Exercise objective ::
How many lines of the records hold the string "преценя"? Reply with the number alone.

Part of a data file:
<<<<

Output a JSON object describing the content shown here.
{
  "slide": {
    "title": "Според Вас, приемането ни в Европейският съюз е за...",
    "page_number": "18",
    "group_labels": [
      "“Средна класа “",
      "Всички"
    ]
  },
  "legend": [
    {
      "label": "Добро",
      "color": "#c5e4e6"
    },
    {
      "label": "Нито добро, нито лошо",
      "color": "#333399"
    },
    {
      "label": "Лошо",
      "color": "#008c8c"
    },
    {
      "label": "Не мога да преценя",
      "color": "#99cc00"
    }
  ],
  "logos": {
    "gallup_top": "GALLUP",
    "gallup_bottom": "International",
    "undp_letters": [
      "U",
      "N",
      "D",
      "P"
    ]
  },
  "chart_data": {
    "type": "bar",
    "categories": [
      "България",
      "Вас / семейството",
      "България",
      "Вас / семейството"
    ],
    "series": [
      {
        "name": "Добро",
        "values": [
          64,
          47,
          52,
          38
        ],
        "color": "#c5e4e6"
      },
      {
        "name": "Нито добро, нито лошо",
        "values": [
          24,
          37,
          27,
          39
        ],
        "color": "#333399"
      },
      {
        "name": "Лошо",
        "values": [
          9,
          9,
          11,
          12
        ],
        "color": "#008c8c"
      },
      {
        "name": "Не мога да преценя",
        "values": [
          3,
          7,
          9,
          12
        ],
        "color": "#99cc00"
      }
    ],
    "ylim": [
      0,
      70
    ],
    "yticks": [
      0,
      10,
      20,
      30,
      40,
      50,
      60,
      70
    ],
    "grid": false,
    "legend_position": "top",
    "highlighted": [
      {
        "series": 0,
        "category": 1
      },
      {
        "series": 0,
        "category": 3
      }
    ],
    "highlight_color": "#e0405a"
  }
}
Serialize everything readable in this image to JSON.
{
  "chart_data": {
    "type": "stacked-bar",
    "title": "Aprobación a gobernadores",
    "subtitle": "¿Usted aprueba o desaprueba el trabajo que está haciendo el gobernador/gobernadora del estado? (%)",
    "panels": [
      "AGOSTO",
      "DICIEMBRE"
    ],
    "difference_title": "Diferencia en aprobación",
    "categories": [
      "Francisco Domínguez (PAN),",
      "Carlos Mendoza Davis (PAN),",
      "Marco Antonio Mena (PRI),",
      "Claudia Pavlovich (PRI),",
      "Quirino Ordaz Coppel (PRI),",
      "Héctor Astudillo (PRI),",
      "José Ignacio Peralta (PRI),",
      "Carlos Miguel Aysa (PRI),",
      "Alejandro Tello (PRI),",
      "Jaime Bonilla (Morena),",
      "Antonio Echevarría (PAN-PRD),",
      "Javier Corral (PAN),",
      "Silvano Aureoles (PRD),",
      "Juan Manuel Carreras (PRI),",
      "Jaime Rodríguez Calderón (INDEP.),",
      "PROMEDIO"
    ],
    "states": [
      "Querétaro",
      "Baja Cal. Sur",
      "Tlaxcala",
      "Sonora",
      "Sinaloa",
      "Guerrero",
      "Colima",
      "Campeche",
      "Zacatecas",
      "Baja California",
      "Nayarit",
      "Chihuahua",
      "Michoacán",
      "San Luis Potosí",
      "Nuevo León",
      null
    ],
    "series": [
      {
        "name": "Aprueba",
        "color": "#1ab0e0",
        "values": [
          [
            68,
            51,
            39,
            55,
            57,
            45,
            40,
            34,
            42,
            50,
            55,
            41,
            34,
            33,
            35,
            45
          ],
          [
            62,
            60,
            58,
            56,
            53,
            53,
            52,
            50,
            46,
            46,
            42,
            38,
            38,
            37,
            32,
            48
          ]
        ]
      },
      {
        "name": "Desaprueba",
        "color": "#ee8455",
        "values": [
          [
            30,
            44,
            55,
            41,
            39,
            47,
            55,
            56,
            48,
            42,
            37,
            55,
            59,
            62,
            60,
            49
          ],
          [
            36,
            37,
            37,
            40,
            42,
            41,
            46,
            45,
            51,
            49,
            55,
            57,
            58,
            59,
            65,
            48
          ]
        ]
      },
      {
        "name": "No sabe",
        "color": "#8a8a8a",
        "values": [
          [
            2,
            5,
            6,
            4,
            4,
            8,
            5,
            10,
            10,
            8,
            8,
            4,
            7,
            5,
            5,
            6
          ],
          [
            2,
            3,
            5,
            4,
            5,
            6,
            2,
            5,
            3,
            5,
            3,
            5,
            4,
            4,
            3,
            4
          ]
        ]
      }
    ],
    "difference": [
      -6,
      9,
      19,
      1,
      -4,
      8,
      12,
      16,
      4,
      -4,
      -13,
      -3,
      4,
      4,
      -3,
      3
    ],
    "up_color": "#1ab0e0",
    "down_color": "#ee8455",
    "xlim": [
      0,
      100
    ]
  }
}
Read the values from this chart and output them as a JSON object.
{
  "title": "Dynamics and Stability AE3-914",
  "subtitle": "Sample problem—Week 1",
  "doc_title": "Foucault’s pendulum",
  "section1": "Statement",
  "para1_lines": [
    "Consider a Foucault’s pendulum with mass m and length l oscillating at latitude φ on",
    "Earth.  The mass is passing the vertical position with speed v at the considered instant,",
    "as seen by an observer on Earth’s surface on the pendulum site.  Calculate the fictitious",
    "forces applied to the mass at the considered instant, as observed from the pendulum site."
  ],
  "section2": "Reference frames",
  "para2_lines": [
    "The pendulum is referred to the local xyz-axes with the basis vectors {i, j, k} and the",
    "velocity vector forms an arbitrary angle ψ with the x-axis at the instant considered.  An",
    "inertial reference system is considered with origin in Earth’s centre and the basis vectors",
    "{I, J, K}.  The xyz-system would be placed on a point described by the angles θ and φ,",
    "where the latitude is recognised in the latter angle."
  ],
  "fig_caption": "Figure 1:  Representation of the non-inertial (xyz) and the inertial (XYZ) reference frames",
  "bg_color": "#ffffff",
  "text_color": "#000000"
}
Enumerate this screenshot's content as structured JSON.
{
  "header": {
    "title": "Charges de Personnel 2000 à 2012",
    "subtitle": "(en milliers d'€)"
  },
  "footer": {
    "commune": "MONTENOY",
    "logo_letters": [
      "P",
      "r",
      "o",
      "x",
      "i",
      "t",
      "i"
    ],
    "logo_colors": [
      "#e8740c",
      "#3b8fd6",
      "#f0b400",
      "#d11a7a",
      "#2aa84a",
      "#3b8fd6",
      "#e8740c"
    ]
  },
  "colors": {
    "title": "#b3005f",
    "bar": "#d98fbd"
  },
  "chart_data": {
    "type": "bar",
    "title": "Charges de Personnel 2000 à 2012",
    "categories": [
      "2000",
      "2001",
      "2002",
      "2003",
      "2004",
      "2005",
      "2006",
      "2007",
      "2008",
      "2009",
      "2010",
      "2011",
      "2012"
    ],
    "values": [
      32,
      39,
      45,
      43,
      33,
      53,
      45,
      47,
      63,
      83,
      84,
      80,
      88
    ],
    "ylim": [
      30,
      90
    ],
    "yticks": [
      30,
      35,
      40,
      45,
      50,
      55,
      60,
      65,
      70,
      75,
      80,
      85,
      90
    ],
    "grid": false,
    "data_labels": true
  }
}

>>>>

Response to the task ::
2